-------- DATA FOR THIS EXERCISE

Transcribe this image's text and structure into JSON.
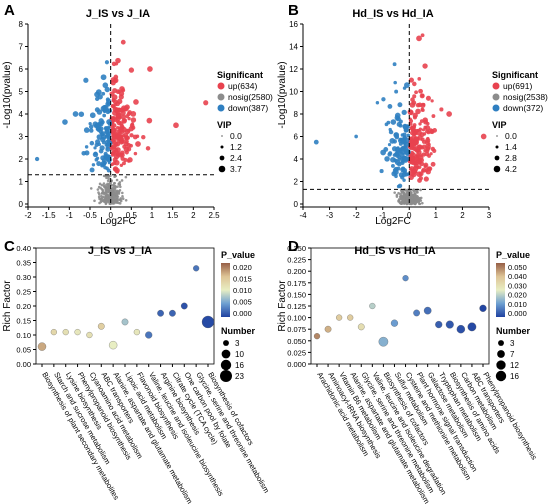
{
  "panel_letters": [
    "A",
    "B",
    "C",
    "D"
  ],
  "colors": {
    "up": "#e8424f",
    "nosig": "#8c8c8c",
    "down": "#2f7fc1"
  },
  "chart_data": [
    {
      "type": "scatter",
      "panel": "A",
      "title": "J_IS vs J_IA",
      "xlabel": "Log2FC",
      "ylabel": "-Log10(pvalue)",
      "xlim": [
        -2,
        2.5
      ],
      "ylim": [
        0,
        8
      ],
      "xticks": [
        "-2",
        "-1.5",
        "-1",
        "-0.5",
        "0",
        "0.5",
        "1",
        "1.5",
        "2",
        "2.5"
      ],
      "yticks": [
        "0",
        "1",
        "2",
        "3",
        "4",
        "5",
        "6",
        "7",
        "8"
      ],
      "threshold_y": 1.3,
      "threshold_x": 0,
      "legend_significant_title": "Significant",
      "series": [
        {
          "name": "up(634)",
          "key": "up",
          "count": 634
        },
        {
          "name": "nosig(2580)",
          "key": "nosig",
          "count": 2580
        },
        {
          "name": "down(387)",
          "key": "down",
          "count": 387
        }
      ],
      "legend_vip_title": "VIP",
      "vip_levels": [
        "0.0",
        "1.2",
        "2.4",
        "3.7"
      ],
      "outliers": [
        {
          "x": -1.78,
          "y": 2.0,
          "key": "down"
        },
        {
          "x": -0.85,
          "y": 4.0,
          "key": "down"
        },
        {
          "x": -0.6,
          "y": 5.5,
          "key": "down"
        },
        {
          "x": 2.3,
          "y": 4.5,
          "key": "up"
        },
        {
          "x": 1.58,
          "y": 3.5,
          "key": "up"
        },
        {
          "x": 0.95,
          "y": 6.0,
          "key": "up"
        }
      ]
    },
    {
      "type": "scatter",
      "panel": "B",
      "title": "Hd_IS vs Hd_IA",
      "xlabel": "Log2FC",
      "ylabel": "-Log10(pvalue)",
      "xlim": [
        -4,
        3
      ],
      "ylim": [
        0,
        16
      ],
      "xticks": [
        "-4",
        "-3",
        "-2",
        "-1",
        "0",
        "1",
        "2",
        "3"
      ],
      "yticks": [
        "0",
        "2",
        "4",
        "6",
        "8",
        "10",
        "12",
        "14",
        "16"
      ],
      "threshold_y": 1.3,
      "threshold_x": 0,
      "legend_significant_title": "Significant",
      "series": [
        {
          "name": "up(691)",
          "key": "up",
          "count": 691
        },
        {
          "name": "nosig(2538)",
          "key": "nosig",
          "count": 2538
        },
        {
          "name": "down(372)",
          "key": "down",
          "count": 372
        }
      ],
      "legend_vip_title": "VIP",
      "vip_levels": [
        "0.0",
        "1.4",
        "2.8",
        "4.2"
      ],
      "outliers": [
        {
          "x": -3.5,
          "y": 5.5,
          "key": "down"
        },
        {
          "x": -2.0,
          "y": 6.0,
          "key": "down"
        },
        {
          "x": -1.2,
          "y": 9.0,
          "key": "down"
        },
        {
          "x": 2.8,
          "y": 6.0,
          "key": "up"
        },
        {
          "x": 1.5,
          "y": 8.0,
          "key": "up"
        },
        {
          "x": 0.5,
          "y": 15.0,
          "key": "up"
        }
      ]
    },
    {
      "type": "scatter",
      "panel": "C",
      "title": "J_IS vs J_IA",
      "ylabel": "Rich Factor",
      "ylim": [
        0,
        0.4
      ],
      "yticks": [
        "0.00",
        "0.05",
        "0.10",
        "0.15",
        "0.20",
        "0.25",
        "0.30",
        "0.35",
        "0.40"
      ],
      "color_legend_title": "P_value",
      "color_ticks": [
        "0.020",
        "0.015",
        "0.010",
        "0.005",
        "0.000"
      ],
      "size_legend_title": "Number",
      "size_levels": [
        "3",
        "10",
        "16",
        "23"
      ],
      "categories": [
        "Biosynthesis of plant secondary metabolites",
        "Starch and sucrose metabolism",
        "Lysine biosynthesis",
        "Phenylpropanoid biosynthesis",
        "Cyanoamino acid metabolism",
        "ABC transporters",
        "Alanine, aspartate and glutamate metabolism",
        "Lipoic acid metabolism",
        "Flavonoid biosynthesis",
        "Valine, leucine and isoleucine biosynthesis",
        "Arginine biosynthesis",
        "Citrate cycle (TCA cycle)",
        "One carbon pool by folate",
        "Glycine, serine and threonine metabolism",
        "Biosynthesis of cofactors"
      ],
      "rich_factor": [
        0.06,
        0.11,
        0.11,
        0.11,
        0.1,
        0.13,
        0.065,
        0.145,
        0.11,
        0.1,
        0.175,
        0.175,
        0.2,
        0.33,
        0.145
      ],
      "p_value": [
        0.018,
        0.014,
        0.013,
        0.012,
        0.013,
        0.015,
        0.011,
        0.008,
        0.012,
        0.003,
        0.002,
        0.002,
        0.001,
        0.003,
        0.0005
      ],
      "number": [
        8,
        3,
        3,
        3,
        3,
        4,
        8,
        4,
        3,
        5,
        4,
        4,
        4,
        3,
        23
      ]
    },
    {
      "type": "scatter",
      "panel": "D",
      "title": "Hd_IS vs Hd_IA",
      "ylabel": "Rich Factor",
      "ylim": [
        0,
        0.25
      ],
      "yticks": [
        "0.000",
        "0.025",
        "0.050",
        "0.075",
        "0.100",
        "0.125",
        "0.150",
        "0.175",
        "0.200",
        "0.225",
        "0.250"
      ],
      "color_legend_title": "P_value",
      "color_ticks": [
        "0.050",
        "0.040",
        "0.030",
        "0.020",
        "0.010",
        "0.000"
      ],
      "size_legend_title": "Number",
      "size_levels": [
        "3",
        "7",
        "12",
        "16"
      ],
      "categories": [
        "Arachidonic acid metabolism",
        "Aminoacyl-tRNA biosynthesis",
        "Vitamin B6 metabolism",
        "Alanine, aspartate and glutamate metabolism",
        "Glycine, serine and threonine metabolism",
        "Valine, leucine and isoleucine degradation",
        "Biosynthesis of cofactors",
        "Sulfur metabolism",
        "Cysteine and methionine metabolism",
        "Plant hormone signal transduction",
        "Galactose metabolism",
        "Tryptophan metabolism",
        "Biosynthesis of amino acids",
        "Carbon metabolism",
        "ABC transporters",
        "Phenylpropanoid biosynthesis"
      ],
      "rich_factor": [
        0.06,
        0.075,
        0.1,
        0.1,
        0.08,
        0.125,
        0.048,
        0.088,
        0.185,
        0.11,
        0.115,
        0.085,
        0.085,
        0.075,
        0.08,
        0.12
      ],
      "p_value": [
        0.045,
        0.04,
        0.035,
        0.035,
        0.03,
        0.02,
        0.015,
        0.012,
        0.01,
        0.008,
        0.006,
        0.004,
        0.003,
        0.002,
        0.001,
        0.0005
      ],
      "number": [
        3,
        4,
        3,
        3,
        4,
        3,
        12,
        5,
        3,
        4,
        6,
        5,
        7,
        8,
        9,
        5
      ]
    }
  ]
}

----------------

◆ **WHAT THE TASK ASKS**: Every line should be retyped exactly, with the pictures omitted.

◆ **RESPONSE TO THIS TASK**:
Transcribe this image's text and structure into JSON.
{
  "panel_letters": [
    "A",
    "B",
    "C",
    "D"
  ],
  "colors": {
    "up": "#e8424f",
    "nosig": "#8c8c8c",
    "down": "#2f7fc1"
  },
  "chart_data": [
    {
      "type": "scatter",
      "panel": "A",
      "title": "J_IS vs J_IA",
      "xlabel": "Log2FC",
      "ylabel": "-Log10(pvalue)",
      "xlim": [
        -2,
        2.5
      ],
      "ylim": [
        0,
        8
      ],
      "xticks": [
        "-2",
        "-1.5",
        "-1",
        "-0.5",
        "0",
        "0.5",
        "1",
        "1.5",
        "2",
        "2.5"
      ],
      "yticks": [
        "0",
        "1",
        "2",
        "3",
        "4",
        "5",
        "6",
        "7",
        "8"
      ],
      "threshold_y": 1.3,
      "threshold_x": 0,
      "legend_significant_title": "Significant",
      "series": [
        {
          "name": "up(634)",
          "key": "up",
          "count": 634
        },
        {
          "name": "nosig(2580)",
          "key": "nosig",
          "count": 2580
        },
        {
          "name": "down(387)",
          "key": "down",
          "count": 387
        }
      ],
      "legend_vip_title": "VIP",
      "vip_levels": [
        "0.0",
        "1.2",
        "2.4",
        "3.7"
      ],
      "outliers": [
        {
          "x": -1.78,
          "y": 2.0,
          "key": "down"
        },
        {
          "x": -0.85,
          "y": 4.0,
          "key": "down"
        },
        {
          "x": -0.6,
          "y": 5.5,
          "key": "down"
        },
        {
          "x": 2.3,
          "y": 4.5,
          "key": "up"
        },
        {
          "x": 1.58,
          "y": 3.5,
          "key": "up"
        },
        {
          "x": 0.95,
          "y": 6.0,
          "key": "up"
        }
      ]
    },
    {
      "type": "scatter",
      "panel": "B",
      "title": "Hd_IS vs Hd_IA",
      "xlabel": "Log2FC",
      "ylabel": "-Log10(pvalue)",
      "xlim": [
        -4,
        3
      ],
      "ylim": [
        0,
        16
      ],
      "xticks": [
        "-4",
        "-3",
        "-2",
        "-1",
        "0",
        "1",
        "2",
        "3"
      ],
      "yticks": [
        "0",
        "2",
        "4",
        "6",
        "8",
        "10",
        "12",
        "14",
        "16"
      ],
      "threshold_y": 1.3,
      "threshold_x": 0,
      "legend_significant_title": "Significant",
      "series": [
        {
          "name": "up(691)",
          "key": "up",
          "count": 691
        },
        {
          "name": "nosig(2538)",
          "key": "nosig",
          "count": 2538
        },
        {
          "name": "down(372)",
          "key": "down",
          "count": 372
        }
      ],
      "legend_vip_title": "VIP",
      "vip_levels": [
        "0.0",
        "1.4",
        "2.8",
        "4.2"
      ],
      "outliers": [
        {
          "x": -3.5,
          "y": 5.5,
          "key": "down"
        },
        {
          "x": -2.0,
          "y": 6.0,
          "key": "down"
        },
        {
          "x": -1.2,
          "y": 9.0,
          "key": "down"
        },
        {
          "x": 2.8,
          "y": 6.0,
          "key": "up"
        },
        {
          "x": 1.5,
          "y": 8.0,
          "key": "up"
        },
        {
          "x": 0.5,
          "y": 15.0,
          "key": "up"
        }
      ]
    },
    {
      "type": "scatter",
      "panel": "C",
      "title": "J_IS vs J_IA",
      "ylabel": "Rich Factor",
      "ylim": [
        0,
        0.4
      ],
      "yticks": [
        "0.00",
        "0.05",
        "0.10",
        "0.15",
        "0.20",
        "0.25",
        "0.30",
        "0.35",
        "0.40"
      ],
      "color_legend_title": "P_value",
      "color_ticks": [
        "0.020",
        "0.015",
        "0.010",
        "0.005",
        "0.000"
      ],
      "size_legend_title": "Number",
      "size_levels": [
        "3",
        "10",
        "16",
        "23"
      ],
      "categories": [
        "Biosynthesis of plant secondary metabolites",
        "Starch and sucrose metabolism",
        "Lysine biosynthesis",
        "Phenylpropanoid biosynthesis",
        "Cyanoamino acid metabolism",
        "ABC transporters",
        "Alanine, aspartate and glutamate metabolism",
        "Lipoic acid metabolism",
        "Flavonoid biosynthesis",
        "Valine, leucine and isoleucine biosynthesis",
        "Arginine biosynthesis",
        "Citrate cycle (TCA cycle)",
        "One carbon pool by folate",
        "Glycine, serine and threonine metabolism",
        "Biosynthesis of cofactors"
      ],
      "rich_factor": [
        0.06,
        0.11,
        0.11,
        0.11,
        0.1,
        0.13,
        0.065,
        0.145,
        0.11,
        0.1,
        0.175,
        0.175,
        0.2,
        0.33,
        0.145
      ],
      "p_value": [
        0.018,
        0.014,
        0.013,
        0.012,
        0.013,
        0.015,
        0.011,
        0.008,
        0.012,
        0.003,
        0.002,
        0.002,
        0.001,
        0.003,
        0.0005
      ],
      "number": [
        8,
        3,
        3,
        3,
        3,
        4,
        8,
        4,
        3,
        5,
        4,
        4,
        4,
        3,
        23
      ]
    },
    {
      "type": "scatter",
      "panel": "D",
      "title": "Hd_IS vs Hd_IA",
      "ylabel": "Rich Factor",
      "ylim": [
        0,
        0.25
      ],
      "yticks": [
        "0.000",
        "0.025",
        "0.050",
        "0.075",
        "0.100",
        "0.125",
        "0.150",
        "0.175",
        "0.200",
        "0.225",
        "0.250"
      ],
      "color_legend_title": "P_value",
      "color_ticks": [
        "0.050",
        "0.040",
        "0.030",
        "0.020",
        "0.010",
        "0.000"
      ],
      "size_legend_title": "Number",
      "size_levels": [
        "3",
        "7",
        "12",
        "16"
      ],
      "categories": [
        "Arachidonic acid metabolism",
        "Aminoacyl-tRNA biosynthesis",
        "Vitamin B6 metabolism",
        "Alanine, aspartate and glutamate metabolism",
        "Glycine, serine and threonine metabolism",
        "Valine, leucine and isoleucine degradation",
        "Biosynthesis of cofactors",
        "Sulfur metabolism",
        "Cysteine and methionine metabolism",
        "Plant hormone signal transduction",
        "Galactose metabolism",
        "Tryptophan metabolism",
        "Biosynthesis of amino acids",
        "Carbon metabolism",
        "ABC transporters",
        "Phenylpropanoid biosynthesis"
      ],
      "rich_factor": [
        0.06,
        0.075,
        0.1,
        0.1,
        0.08,
        0.125,
        0.048,
        0.088,
        0.185,
        0.11,
        0.115,
        0.085,
        0.085,
        0.075,
        0.08,
        0.12
      ],
      "p_value": [
        0.045,
        0.04,
        0.035,
        0.035,
        0.03,
        0.02,
        0.015,
        0.012,
        0.01,
        0.008,
        0.006,
        0.004,
        0.003,
        0.002,
        0.001,
        0.0005
      ],
      "number": [
        3,
        4,
        3,
        3,
        4,
        3,
        12,
        5,
        3,
        4,
        6,
        5,
        7,
        8,
        9,
        5
      ]
    }
  ]
}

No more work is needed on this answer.